--- START ---

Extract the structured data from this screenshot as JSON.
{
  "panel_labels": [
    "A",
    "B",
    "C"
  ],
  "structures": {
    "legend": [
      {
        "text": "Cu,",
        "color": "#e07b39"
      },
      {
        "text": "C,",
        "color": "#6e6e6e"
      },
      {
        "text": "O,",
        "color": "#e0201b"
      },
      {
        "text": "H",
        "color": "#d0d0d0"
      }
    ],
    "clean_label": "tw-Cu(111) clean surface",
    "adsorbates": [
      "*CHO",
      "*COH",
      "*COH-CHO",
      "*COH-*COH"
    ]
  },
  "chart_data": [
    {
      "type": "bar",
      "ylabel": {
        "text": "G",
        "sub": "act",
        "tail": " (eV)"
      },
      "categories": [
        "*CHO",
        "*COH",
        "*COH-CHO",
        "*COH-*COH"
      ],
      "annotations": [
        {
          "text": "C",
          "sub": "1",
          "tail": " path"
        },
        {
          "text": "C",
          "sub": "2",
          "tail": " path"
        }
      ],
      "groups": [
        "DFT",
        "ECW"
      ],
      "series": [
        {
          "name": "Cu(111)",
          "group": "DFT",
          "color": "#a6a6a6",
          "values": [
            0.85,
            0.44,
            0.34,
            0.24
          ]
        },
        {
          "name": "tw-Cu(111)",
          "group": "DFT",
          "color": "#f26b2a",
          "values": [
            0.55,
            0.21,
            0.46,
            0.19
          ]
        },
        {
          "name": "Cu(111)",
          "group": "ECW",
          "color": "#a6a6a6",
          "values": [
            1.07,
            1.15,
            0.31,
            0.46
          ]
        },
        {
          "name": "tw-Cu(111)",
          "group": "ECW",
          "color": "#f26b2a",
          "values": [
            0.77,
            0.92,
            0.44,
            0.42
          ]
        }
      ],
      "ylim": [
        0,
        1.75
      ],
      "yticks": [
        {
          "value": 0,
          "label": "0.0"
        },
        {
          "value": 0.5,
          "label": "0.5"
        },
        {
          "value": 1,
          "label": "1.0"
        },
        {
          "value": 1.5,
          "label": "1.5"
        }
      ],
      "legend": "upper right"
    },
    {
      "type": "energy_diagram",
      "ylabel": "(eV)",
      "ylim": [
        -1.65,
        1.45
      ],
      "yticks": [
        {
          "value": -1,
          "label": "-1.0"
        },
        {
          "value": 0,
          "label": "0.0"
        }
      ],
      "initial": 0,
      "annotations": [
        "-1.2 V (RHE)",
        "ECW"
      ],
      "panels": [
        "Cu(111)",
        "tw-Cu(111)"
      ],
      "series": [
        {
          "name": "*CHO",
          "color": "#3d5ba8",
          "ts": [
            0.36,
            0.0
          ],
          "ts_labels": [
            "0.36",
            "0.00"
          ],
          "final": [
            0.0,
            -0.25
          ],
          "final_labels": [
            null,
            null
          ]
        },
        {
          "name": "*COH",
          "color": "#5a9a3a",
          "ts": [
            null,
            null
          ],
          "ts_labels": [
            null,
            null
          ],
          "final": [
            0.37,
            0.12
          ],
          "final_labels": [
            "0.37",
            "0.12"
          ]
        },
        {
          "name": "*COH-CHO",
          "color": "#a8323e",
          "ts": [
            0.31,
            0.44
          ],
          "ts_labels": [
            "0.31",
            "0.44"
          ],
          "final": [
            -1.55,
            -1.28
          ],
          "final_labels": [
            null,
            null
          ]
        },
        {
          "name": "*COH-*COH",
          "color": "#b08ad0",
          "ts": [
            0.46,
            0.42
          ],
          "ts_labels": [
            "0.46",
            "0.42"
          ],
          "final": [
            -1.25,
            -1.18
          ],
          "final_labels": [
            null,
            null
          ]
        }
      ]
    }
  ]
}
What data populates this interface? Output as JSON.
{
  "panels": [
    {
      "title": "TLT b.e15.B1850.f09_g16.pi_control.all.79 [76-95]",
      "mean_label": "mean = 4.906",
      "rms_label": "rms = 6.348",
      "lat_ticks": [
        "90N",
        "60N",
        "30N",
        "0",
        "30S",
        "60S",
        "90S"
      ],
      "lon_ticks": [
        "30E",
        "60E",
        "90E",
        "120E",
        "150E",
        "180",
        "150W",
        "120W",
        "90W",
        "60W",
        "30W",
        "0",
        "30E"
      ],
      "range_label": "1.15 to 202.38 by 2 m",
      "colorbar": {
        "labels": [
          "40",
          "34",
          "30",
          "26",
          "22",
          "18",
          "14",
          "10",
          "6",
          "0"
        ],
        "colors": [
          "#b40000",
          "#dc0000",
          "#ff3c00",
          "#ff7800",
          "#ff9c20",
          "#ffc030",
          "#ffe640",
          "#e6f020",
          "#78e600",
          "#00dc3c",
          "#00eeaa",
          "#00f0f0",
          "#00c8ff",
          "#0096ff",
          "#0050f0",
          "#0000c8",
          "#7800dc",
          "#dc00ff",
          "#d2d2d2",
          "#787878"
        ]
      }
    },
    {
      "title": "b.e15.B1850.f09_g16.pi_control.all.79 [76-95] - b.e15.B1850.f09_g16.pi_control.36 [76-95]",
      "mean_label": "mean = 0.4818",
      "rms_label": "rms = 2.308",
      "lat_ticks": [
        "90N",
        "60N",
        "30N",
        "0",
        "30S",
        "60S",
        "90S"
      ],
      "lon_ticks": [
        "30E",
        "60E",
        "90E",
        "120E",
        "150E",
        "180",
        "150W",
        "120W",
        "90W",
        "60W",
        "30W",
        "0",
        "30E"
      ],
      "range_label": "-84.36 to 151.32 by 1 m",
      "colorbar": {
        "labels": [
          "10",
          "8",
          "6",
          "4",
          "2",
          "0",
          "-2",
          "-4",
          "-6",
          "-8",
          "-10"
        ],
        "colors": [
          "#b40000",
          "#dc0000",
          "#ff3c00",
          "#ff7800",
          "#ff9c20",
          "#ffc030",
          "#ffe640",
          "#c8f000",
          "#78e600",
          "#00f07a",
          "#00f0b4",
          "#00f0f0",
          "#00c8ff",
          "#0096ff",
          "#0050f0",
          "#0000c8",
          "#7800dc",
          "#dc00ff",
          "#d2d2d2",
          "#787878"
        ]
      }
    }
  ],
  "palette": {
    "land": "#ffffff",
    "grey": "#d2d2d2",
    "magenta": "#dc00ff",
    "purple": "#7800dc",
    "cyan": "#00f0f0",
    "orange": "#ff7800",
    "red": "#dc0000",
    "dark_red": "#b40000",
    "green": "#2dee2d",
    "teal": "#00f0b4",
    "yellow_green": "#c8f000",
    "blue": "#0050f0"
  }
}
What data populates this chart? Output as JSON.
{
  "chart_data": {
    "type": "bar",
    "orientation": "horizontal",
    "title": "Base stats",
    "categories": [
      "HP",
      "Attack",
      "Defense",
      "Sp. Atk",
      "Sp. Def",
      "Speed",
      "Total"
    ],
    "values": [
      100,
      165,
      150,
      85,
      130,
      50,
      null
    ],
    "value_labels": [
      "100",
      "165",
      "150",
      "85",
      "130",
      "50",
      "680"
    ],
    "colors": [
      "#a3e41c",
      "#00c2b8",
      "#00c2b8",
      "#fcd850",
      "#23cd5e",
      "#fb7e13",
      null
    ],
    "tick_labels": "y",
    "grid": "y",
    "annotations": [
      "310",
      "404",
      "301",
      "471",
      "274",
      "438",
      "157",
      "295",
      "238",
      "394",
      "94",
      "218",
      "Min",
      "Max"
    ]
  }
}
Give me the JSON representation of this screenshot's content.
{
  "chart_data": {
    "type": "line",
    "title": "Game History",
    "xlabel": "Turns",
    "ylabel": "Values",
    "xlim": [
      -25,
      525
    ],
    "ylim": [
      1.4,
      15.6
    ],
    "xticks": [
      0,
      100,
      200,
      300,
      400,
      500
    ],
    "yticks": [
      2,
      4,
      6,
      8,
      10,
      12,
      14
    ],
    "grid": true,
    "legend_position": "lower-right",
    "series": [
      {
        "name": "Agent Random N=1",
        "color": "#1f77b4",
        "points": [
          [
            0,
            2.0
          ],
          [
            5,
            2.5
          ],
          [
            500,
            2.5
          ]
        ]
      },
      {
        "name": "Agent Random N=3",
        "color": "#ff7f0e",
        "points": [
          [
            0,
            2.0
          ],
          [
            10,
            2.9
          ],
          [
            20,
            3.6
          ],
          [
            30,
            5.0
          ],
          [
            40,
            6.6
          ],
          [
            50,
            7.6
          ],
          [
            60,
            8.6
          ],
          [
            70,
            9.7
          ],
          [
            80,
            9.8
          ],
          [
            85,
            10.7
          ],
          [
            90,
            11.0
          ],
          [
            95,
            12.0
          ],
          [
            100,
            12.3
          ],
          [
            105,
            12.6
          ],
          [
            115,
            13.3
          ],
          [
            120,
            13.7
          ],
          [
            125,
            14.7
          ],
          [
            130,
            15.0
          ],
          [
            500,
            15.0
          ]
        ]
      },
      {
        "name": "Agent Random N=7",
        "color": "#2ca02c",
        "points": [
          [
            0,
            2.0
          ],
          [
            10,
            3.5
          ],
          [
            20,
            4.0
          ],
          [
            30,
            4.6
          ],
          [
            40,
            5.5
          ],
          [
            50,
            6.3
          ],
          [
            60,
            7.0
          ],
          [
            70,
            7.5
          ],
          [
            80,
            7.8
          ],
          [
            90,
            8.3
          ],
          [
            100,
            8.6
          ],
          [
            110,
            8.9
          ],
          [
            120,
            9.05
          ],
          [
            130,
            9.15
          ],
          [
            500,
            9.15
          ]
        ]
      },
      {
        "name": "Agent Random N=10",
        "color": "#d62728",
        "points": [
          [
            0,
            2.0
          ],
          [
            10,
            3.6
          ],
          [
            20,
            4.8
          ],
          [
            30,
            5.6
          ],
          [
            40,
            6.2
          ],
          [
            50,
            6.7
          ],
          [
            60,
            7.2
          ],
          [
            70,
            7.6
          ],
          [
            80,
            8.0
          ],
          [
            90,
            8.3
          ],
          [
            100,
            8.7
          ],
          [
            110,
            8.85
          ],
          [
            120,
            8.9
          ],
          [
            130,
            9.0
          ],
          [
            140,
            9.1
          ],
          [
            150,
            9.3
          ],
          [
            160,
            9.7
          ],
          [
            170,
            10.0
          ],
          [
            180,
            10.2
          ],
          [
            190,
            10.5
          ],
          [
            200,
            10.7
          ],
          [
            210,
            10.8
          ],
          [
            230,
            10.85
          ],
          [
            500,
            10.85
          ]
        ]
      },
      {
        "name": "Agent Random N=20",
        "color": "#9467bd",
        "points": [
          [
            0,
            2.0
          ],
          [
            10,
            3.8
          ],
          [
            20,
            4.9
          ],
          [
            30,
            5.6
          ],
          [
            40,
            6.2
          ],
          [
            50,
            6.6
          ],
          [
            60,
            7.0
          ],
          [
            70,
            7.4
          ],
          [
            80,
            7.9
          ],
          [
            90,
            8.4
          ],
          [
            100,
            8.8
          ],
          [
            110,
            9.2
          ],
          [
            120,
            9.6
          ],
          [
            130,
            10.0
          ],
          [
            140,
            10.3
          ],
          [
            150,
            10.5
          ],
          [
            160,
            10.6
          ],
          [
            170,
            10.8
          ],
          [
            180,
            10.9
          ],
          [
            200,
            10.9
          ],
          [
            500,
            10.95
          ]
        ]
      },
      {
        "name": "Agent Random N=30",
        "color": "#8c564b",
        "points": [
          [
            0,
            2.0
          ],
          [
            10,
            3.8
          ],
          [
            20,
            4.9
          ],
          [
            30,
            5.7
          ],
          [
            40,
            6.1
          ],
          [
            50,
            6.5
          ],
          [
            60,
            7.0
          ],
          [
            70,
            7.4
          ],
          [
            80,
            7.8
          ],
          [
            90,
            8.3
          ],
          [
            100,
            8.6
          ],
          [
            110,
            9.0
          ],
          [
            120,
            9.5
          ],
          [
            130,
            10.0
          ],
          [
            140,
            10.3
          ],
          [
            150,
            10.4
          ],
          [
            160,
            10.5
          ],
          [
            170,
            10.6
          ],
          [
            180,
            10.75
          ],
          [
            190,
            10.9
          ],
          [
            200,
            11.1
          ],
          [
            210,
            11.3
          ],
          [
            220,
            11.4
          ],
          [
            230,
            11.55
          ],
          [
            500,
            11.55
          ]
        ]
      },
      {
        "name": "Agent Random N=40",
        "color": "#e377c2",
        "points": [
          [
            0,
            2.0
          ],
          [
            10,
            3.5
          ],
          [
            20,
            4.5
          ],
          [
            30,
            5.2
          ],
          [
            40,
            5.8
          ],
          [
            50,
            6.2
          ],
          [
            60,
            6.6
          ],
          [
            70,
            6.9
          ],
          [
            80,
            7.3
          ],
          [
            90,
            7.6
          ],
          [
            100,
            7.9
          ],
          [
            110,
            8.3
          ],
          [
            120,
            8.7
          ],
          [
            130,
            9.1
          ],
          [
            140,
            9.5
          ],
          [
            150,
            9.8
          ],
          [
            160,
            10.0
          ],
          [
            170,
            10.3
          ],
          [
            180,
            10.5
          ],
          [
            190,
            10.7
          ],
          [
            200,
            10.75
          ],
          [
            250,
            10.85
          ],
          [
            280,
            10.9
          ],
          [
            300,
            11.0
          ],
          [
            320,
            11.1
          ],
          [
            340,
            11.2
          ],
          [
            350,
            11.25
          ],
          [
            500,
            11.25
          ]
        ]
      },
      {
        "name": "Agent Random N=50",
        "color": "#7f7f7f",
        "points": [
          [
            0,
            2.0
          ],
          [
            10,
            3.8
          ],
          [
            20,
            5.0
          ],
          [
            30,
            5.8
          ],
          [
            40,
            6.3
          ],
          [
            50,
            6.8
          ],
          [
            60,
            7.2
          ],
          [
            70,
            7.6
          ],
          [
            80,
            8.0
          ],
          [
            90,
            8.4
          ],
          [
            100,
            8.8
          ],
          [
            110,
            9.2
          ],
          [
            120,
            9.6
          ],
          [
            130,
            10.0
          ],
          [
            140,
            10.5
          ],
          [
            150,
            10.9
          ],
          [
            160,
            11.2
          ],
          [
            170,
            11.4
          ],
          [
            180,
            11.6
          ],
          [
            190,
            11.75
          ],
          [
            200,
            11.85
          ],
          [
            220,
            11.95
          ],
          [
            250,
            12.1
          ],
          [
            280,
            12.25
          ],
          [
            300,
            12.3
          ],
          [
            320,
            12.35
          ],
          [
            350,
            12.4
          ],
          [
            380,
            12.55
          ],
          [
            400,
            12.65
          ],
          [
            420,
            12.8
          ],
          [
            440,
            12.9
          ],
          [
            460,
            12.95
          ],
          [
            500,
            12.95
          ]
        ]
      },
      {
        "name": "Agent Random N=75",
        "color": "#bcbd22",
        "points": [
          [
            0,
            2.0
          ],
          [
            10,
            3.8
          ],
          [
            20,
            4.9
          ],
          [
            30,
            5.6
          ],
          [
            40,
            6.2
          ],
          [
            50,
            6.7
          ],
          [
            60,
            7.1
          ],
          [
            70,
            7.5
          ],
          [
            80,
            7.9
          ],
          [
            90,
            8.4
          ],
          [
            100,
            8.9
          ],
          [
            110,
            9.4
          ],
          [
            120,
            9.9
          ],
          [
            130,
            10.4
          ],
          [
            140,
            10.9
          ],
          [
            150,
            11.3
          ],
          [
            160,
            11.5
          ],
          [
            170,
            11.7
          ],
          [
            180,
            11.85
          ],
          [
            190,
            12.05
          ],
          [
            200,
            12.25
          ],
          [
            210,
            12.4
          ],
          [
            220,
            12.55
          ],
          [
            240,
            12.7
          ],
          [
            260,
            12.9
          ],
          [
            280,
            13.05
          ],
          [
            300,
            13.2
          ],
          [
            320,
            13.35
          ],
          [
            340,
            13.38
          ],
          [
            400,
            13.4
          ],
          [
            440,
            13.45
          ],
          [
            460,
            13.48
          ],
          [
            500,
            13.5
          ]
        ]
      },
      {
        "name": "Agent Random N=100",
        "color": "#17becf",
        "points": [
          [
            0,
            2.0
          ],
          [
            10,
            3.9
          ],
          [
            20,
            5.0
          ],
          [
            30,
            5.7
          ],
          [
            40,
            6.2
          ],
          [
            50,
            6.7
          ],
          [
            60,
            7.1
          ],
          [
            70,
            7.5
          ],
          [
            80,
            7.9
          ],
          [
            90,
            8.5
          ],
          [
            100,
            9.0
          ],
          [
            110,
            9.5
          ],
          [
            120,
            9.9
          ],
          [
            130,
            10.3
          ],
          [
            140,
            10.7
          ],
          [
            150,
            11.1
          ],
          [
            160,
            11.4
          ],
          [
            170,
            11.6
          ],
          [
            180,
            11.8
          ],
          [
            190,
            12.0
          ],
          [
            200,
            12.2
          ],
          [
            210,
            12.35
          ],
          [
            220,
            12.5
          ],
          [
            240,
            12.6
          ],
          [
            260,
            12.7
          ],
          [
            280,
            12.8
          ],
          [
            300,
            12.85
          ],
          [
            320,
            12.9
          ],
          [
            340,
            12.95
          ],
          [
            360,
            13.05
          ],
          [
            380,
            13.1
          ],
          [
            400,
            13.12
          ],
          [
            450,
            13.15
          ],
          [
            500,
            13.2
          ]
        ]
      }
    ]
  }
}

--- END ---

→ **Goal**
Filter the records, keeping only lines that contain "JSON", and show those lines.

→ **Task solution**
Extract the structured data from this screenshot as JSON.
What data populates this interface? Output as JSON.
What data populates this chart? Output as JSON.
Give me the JSON representation of this screenshot's content.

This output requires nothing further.